__PROBLEM DESCRIPTION__. Copy out the material word for word, from its first line through the line containing "resize-handle[interactable] xyxy=(331,77,336,82)", including that line.

(Element and region data)

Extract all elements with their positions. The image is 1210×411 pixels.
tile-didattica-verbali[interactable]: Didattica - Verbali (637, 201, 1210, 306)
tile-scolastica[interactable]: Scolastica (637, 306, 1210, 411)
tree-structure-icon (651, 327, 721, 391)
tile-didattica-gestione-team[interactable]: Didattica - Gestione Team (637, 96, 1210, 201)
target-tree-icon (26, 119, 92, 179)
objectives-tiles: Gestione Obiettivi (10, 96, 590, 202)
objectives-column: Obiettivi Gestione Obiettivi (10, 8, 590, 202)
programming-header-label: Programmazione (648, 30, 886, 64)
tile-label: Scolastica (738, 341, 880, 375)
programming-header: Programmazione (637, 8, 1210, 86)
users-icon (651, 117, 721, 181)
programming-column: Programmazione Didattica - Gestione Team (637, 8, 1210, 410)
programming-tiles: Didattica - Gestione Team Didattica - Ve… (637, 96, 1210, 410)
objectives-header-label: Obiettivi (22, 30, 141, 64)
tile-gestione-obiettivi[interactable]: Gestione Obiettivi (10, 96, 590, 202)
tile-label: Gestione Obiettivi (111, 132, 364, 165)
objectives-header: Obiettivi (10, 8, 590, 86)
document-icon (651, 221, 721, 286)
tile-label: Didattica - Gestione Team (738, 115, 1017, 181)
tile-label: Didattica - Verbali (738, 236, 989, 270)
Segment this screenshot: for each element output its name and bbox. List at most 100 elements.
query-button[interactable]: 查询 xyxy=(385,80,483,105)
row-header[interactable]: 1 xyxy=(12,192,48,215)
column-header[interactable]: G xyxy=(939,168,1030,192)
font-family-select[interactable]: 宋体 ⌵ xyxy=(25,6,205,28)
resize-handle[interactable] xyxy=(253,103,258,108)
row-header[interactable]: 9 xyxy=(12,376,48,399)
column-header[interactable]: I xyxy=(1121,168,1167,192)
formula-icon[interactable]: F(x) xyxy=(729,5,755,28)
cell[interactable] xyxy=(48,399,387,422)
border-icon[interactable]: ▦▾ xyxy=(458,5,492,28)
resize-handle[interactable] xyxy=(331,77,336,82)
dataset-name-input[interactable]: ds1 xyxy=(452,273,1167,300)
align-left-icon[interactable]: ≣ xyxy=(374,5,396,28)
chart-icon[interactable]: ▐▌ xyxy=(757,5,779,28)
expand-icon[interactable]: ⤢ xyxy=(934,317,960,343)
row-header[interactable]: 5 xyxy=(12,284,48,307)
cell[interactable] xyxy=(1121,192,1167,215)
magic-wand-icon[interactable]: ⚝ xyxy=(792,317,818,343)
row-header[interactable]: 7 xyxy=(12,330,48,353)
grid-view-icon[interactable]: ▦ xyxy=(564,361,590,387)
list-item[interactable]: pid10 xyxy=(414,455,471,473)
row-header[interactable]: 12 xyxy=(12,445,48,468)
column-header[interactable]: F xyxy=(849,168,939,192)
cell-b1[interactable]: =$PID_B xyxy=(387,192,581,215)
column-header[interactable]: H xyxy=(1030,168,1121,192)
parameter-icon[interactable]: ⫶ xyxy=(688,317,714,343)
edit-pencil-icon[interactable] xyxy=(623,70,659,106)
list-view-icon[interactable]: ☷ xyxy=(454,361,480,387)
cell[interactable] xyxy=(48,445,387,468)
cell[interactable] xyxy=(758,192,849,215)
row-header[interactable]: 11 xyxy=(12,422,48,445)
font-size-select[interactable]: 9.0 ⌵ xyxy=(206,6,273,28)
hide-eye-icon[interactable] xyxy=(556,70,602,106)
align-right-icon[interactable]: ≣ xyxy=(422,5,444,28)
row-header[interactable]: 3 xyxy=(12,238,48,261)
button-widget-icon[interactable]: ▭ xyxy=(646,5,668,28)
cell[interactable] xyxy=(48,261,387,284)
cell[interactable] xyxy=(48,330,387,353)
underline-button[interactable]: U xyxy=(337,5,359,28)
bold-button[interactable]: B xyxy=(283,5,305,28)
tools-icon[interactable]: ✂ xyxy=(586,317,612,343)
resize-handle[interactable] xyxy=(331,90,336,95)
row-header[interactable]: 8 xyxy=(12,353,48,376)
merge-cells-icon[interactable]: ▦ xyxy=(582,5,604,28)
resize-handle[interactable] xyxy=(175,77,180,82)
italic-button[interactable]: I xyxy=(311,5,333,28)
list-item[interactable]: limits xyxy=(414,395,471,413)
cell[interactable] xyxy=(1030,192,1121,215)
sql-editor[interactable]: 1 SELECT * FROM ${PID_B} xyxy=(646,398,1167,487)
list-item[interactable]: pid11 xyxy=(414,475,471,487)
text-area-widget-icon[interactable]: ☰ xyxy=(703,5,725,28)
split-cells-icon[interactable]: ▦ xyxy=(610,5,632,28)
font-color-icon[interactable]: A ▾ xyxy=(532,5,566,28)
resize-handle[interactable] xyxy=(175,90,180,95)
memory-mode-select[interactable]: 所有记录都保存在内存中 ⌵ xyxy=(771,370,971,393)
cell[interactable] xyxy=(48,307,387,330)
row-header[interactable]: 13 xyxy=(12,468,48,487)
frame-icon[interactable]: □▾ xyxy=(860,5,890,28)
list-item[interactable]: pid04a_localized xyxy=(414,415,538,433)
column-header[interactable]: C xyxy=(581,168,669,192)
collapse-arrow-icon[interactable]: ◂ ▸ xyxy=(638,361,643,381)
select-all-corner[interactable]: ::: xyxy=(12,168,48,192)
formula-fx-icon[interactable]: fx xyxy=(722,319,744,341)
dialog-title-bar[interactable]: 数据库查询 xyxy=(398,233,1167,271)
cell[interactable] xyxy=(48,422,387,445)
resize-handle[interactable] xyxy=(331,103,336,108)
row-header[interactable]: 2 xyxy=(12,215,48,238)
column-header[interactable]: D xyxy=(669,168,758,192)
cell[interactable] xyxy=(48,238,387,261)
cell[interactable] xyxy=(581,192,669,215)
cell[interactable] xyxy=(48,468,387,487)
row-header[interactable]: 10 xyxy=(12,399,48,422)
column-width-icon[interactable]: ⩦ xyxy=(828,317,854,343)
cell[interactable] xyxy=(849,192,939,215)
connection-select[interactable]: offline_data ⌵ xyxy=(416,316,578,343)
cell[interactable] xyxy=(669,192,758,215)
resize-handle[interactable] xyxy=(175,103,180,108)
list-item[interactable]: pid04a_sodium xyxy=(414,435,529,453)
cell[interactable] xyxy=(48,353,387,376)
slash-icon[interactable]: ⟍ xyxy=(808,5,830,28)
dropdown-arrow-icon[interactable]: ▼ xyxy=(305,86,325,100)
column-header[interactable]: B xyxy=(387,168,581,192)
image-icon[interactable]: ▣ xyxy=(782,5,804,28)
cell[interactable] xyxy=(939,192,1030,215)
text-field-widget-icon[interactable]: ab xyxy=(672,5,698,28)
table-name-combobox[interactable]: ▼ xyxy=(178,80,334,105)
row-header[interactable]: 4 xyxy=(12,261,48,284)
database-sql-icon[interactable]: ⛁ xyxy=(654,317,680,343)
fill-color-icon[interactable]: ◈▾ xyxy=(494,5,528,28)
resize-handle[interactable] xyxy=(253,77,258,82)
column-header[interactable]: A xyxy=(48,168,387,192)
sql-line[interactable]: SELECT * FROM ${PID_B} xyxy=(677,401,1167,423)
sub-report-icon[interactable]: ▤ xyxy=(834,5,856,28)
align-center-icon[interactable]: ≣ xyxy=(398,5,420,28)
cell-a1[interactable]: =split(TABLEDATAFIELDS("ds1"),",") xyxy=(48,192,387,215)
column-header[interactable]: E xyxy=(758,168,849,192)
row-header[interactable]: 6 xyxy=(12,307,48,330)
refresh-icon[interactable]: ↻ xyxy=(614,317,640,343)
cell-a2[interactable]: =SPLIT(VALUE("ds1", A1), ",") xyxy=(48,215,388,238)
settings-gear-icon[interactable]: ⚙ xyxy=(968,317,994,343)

__FINISHED TASK__.
Extract all elements with their positions. The image is 1210×411 pixels.
tile-didattica-verbali[interactable]: Didattica - Verbali (637, 201, 1210, 306)
tile-scolastica[interactable]: Scolastica (637, 306, 1210, 411)
tree-structure-icon (651, 327, 721, 391)
tile-didattica-gestione-team[interactable]: Didattica - Gestione Team (637, 96, 1210, 201)
target-tree-icon (26, 119, 92, 179)
objectives-tiles: Gestione Obiettivi (10, 96, 590, 202)
objectives-column: Obiettivi Gestione Obiettivi (10, 8, 590, 202)
programming-header-label: Programmazione (648, 30, 886, 64)
tile-label: Scolastica (738, 341, 880, 375)
programming-header: Programmazione (637, 8, 1210, 86)
users-icon (651, 117, 721, 181)
programming-column: Programmazione Didattica - Gestione Team (637, 8, 1210, 410)
programming-tiles: Didattica - Gestione Team Didattica - Ve… (637, 96, 1210, 410)
objectives-header-label: Obiettivi (22, 30, 141, 64)
tile-gestione-obiettivi[interactable]: Gestione Obiettivi (10, 96, 590, 202)
tile-label: Gestione Obiettivi (111, 132, 364, 165)
objectives-header: Obiettivi (10, 8, 590, 86)
document-icon (651, 221, 721, 286)
tile-label: Didattica - Gestione Team (738, 115, 1017, 181)
tile-label: Didattica - Verbali (738, 236, 989, 270)
Segment this screenshot: for each element output its name and bbox. List at most 100 elements.
query-button[interactable]: 查询 xyxy=(385,80,483,105)
row-header[interactable]: 1 xyxy=(12,192,48,215)
column-header[interactable]: G xyxy=(939,168,1030,192)
font-family-select[interactable]: 宋体 ⌵ xyxy=(25,6,205,28)
resize-handle[interactable] xyxy=(253,103,258,108)
row-header[interactable]: 9 xyxy=(12,376,48,399)
column-header[interactable]: I xyxy=(1121,168,1167,192)
formula-icon[interactable]: F(x) xyxy=(729,5,755,28)
cell[interactable] xyxy=(48,399,387,422)
border-icon[interactable]: ▦▾ xyxy=(458,5,492,28)
resize-handle[interactable] xyxy=(331,77,336,82)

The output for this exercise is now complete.